• [STATED TASK]: Please return the lines below word for word, leaving out the pictures.

• [INFORMATION SHOWN]:
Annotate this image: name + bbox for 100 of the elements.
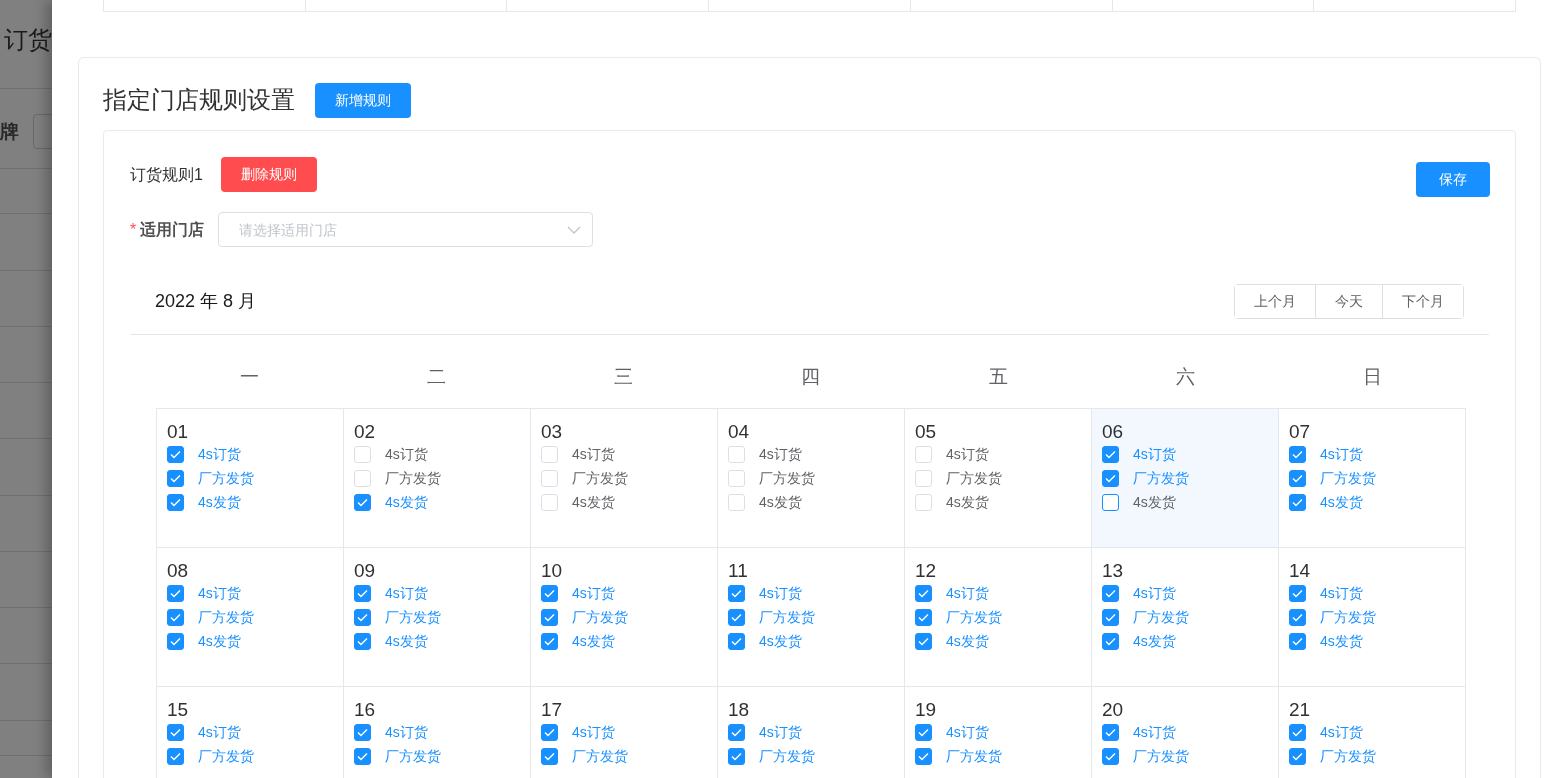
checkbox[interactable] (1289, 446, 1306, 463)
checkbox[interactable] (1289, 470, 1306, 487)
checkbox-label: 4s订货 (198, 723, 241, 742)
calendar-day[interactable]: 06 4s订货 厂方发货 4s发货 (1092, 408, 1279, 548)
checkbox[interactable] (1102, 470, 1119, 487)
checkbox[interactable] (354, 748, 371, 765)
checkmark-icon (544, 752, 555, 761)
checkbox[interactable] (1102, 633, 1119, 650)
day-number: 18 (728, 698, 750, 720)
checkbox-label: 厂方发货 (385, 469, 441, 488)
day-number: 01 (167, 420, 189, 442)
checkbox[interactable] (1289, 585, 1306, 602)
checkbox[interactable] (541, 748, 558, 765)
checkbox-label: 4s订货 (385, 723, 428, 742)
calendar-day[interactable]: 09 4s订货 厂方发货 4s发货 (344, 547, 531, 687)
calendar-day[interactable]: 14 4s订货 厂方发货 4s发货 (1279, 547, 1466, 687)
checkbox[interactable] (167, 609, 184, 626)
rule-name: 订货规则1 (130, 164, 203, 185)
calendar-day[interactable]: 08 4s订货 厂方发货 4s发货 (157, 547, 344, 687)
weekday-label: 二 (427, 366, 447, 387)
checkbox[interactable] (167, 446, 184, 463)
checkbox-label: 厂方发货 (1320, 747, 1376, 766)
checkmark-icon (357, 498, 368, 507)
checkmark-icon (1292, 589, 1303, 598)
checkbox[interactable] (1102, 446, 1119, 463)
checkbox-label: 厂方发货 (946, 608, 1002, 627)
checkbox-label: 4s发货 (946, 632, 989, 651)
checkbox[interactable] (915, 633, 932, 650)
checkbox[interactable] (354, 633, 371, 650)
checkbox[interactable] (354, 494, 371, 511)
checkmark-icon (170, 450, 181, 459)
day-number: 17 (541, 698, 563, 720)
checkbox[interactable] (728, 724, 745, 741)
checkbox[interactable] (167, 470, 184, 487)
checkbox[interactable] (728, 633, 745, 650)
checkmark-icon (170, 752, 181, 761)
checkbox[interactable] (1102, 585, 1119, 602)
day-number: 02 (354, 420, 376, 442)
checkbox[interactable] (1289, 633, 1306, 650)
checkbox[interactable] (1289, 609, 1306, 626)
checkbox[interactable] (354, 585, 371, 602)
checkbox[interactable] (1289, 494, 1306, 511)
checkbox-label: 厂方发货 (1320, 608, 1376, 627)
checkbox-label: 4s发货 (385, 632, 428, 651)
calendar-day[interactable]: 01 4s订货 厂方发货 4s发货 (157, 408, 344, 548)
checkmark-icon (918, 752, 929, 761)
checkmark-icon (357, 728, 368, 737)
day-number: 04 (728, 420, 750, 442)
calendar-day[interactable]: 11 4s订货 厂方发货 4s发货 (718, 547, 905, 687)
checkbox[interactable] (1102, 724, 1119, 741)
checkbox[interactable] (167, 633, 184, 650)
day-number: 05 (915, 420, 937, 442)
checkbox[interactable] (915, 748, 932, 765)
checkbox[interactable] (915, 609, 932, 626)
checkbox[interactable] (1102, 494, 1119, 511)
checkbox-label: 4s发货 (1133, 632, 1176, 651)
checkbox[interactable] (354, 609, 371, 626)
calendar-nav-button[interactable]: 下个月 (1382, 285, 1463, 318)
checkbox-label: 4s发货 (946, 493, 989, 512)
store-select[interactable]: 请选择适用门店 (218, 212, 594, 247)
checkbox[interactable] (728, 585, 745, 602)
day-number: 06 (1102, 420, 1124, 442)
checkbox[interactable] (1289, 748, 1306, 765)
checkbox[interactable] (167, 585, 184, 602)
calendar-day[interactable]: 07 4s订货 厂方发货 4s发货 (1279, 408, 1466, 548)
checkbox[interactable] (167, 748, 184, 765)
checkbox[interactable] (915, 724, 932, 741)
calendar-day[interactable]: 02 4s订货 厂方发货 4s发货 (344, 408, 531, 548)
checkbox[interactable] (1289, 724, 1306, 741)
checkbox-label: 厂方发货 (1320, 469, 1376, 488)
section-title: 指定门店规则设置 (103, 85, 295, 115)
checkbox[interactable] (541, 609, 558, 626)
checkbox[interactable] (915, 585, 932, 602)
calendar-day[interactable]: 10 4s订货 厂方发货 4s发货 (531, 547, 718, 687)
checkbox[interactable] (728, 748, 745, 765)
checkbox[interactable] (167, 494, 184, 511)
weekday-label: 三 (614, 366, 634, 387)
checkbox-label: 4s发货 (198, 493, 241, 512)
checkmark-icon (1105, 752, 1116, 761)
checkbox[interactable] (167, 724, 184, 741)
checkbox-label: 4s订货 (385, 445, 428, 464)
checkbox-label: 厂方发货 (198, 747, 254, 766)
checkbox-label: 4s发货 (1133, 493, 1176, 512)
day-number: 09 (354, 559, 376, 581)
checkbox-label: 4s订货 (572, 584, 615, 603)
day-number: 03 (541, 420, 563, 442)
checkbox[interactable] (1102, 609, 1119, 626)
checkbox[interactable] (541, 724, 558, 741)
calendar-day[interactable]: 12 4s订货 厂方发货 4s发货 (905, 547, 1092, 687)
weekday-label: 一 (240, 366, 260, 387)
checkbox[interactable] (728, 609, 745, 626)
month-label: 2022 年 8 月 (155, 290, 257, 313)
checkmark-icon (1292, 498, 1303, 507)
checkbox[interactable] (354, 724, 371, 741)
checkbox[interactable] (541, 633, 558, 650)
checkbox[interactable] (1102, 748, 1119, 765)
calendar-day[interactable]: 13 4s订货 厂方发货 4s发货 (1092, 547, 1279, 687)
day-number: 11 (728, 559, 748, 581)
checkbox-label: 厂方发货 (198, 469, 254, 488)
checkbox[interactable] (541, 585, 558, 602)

• [TASK ANSWER]:
Annotate this image: name + bbox for 100 of the elements.
checkbox[interactable] (1289, 446, 1306, 463)
checkbox[interactable] (1289, 470, 1306, 487)
checkbox-label: 4s订货 (198, 723, 241, 742)
calendar-day[interactable]: 06 4s订货 厂方发货 4s发货 (1092, 408, 1279, 548)
checkbox[interactable] (1102, 470, 1119, 487)
checkbox[interactable] (354, 748, 371, 765)
checkmark-icon (544, 752, 555, 761)
checkbox[interactable] (1102, 633, 1119, 650)
day-number: 18 (728, 698, 750, 720)
checkbox-label: 厂方发货 (385, 469, 441, 488)
day-number: 01 (167, 420, 189, 442)
checkbox[interactable] (1289, 585, 1306, 602)
checkbox[interactable] (541, 748, 558, 765)
checkbox-label: 4s订货 (385, 723, 428, 742)
calendar-day[interactable]: 09 4s订货 厂方发货 4s发货 (344, 547, 531, 687)
calendar-day[interactable]: 14 4s订货 厂方发货 4s发货 (1279, 547, 1466, 687)
checkbox[interactable] (167, 609, 184, 626)
rule-name: 订货规则1 (130, 164, 203, 185)
calendar-day[interactable]: 08 4s订货 厂方发货 4s发货 (157, 547, 344, 687)
weekday-label: 二 (427, 366, 447, 387)
checkbox[interactable] (167, 446, 184, 463)
checkbox-label: 厂方发货 (1320, 747, 1376, 766)
checkmark-icon (357, 498, 368, 507)
checkmark-icon (1292, 589, 1303, 598)
checkbox[interactable] (1102, 446, 1119, 463)
checkbox-label: 厂方发货 (946, 608, 1002, 627)
checkbox-label: 4s发货 (946, 632, 989, 651)
checkbox[interactable] (915, 633, 932, 650)
checkbox[interactable] (354, 633, 371, 650)
checkbox[interactable] (354, 494, 371, 511)
checkmark-icon (170, 450, 181, 459)
day-number: 17 (541, 698, 563, 720)
checkbox[interactable] (728, 724, 745, 741)
checkbox[interactable] (167, 470, 184, 487)
checkbox[interactable] (728, 633, 745, 650)
checkmark-icon (170, 752, 181, 761)
checkbox[interactable] (1102, 585, 1119, 602)
day-number: 02 (354, 420, 376, 442)
checkbox[interactable] (1289, 633, 1306, 650)
checkbox[interactable] (1289, 609, 1306, 626)
checkbox[interactable] (354, 585, 371, 602)
checkbox[interactable] (1289, 494, 1306, 511)
checkbox-label: 厂方发货 (1320, 608, 1376, 627)
checkbox-label: 4s发货 (385, 632, 428, 651)
calendar-day[interactable]: 01 4s订货 厂方发货 4s发货 (157, 408, 344, 548)
checkmark-icon (918, 752, 929, 761)
checkmark-icon (357, 728, 368, 737)
day-number: 04 (728, 420, 750, 442)
calendar-day[interactable]: 11 4s订货 厂方发货 4s发货 (718, 547, 905, 687)
checkbox[interactable] (1102, 724, 1119, 741)
checkbox[interactable] (167, 633, 184, 650)
day-number: 05 (915, 420, 937, 442)
checkbox[interactable] (915, 748, 932, 765)
checkbox[interactable] (915, 609, 932, 626)
checkbox[interactable] (1102, 494, 1119, 511)
checkbox-label: 4s发货 (1133, 632, 1176, 651)
checkbox[interactable] (354, 609, 371, 626)
calendar-nav-button[interactable]: 下个月 (1382, 285, 1463, 318)
checkbox-label: 4s发货 (946, 493, 989, 512)
store-select[interactable]: 请选择适用门店 (218, 212, 594, 247)
checkbox[interactable] (728, 585, 745, 602)
day-number: 06 (1102, 420, 1124, 442)
checkbox[interactable] (1289, 748, 1306, 765)
checkbox[interactable] (167, 585, 184, 602)
calendar-day[interactable]: 07 4s订货 厂方发货 4s发货 (1279, 408, 1466, 548)
checkbox[interactable] (167, 748, 184, 765)
checkbox[interactable] (915, 724, 932, 741)
calendar-day[interactable]: 02 4s订货 厂方发货 4s发货 (344, 408, 531, 548)
checkbox[interactable] (1289, 724, 1306, 741)
checkbox-label: 厂方发货 (1320, 469, 1376, 488)
section-title: 指定门店规则设置 (103, 85, 295, 115)
checkbox[interactable] (541, 609, 558, 626)
checkbox[interactable] (915, 585, 932, 602)
calendar-day[interactable]: 10 4s订货 厂方发货 4s发货 (531, 547, 718, 687)
checkbox[interactable] (728, 748, 745, 765)
checkbox[interactable] (167, 494, 184, 511)
weekday-label: 三 (614, 366, 634, 387)
checkbox-label: 4s发货 (198, 493, 241, 512)
checkmark-icon (1105, 752, 1116, 761)
checkbox[interactable] (167, 724, 184, 741)
checkbox-label: 4s订货 (385, 445, 428, 464)
checkbox-label: 厂方发货 (198, 747, 254, 766)
checkbox-label: 4s发货 (1133, 493, 1176, 512)
day-number: 09 (354, 559, 376, 581)
checkbox-label: 4s订货 (572, 584, 615, 603)
day-number: 03 (541, 420, 563, 442)
checkbox[interactable] (1102, 609, 1119, 626)
checkbox[interactable] (541, 724, 558, 741)
calendar-day[interactable]: 12 4s订货 厂方发货 4s发货 (905, 547, 1092, 687)
weekday-label: 一 (240, 366, 260, 387)
checkbox[interactable] (728, 609, 745, 626)
month-label: 2022 年 8 月 (155, 290, 257, 313)
checkmark-icon (1292, 498, 1303, 507)
checkbox[interactable] (354, 724, 371, 741)
checkbox[interactable] (541, 633, 558, 650)
checkbox[interactable] (1102, 748, 1119, 765)
calendar-day[interactable]: 13 4s订货 厂方发货 4s发货 (1092, 547, 1279, 687)
day-number: 11 (728, 559, 748, 581)
checkbox-label: 厂方发货 (198, 469, 254, 488)
checkbox[interactable] (541, 585, 558, 602)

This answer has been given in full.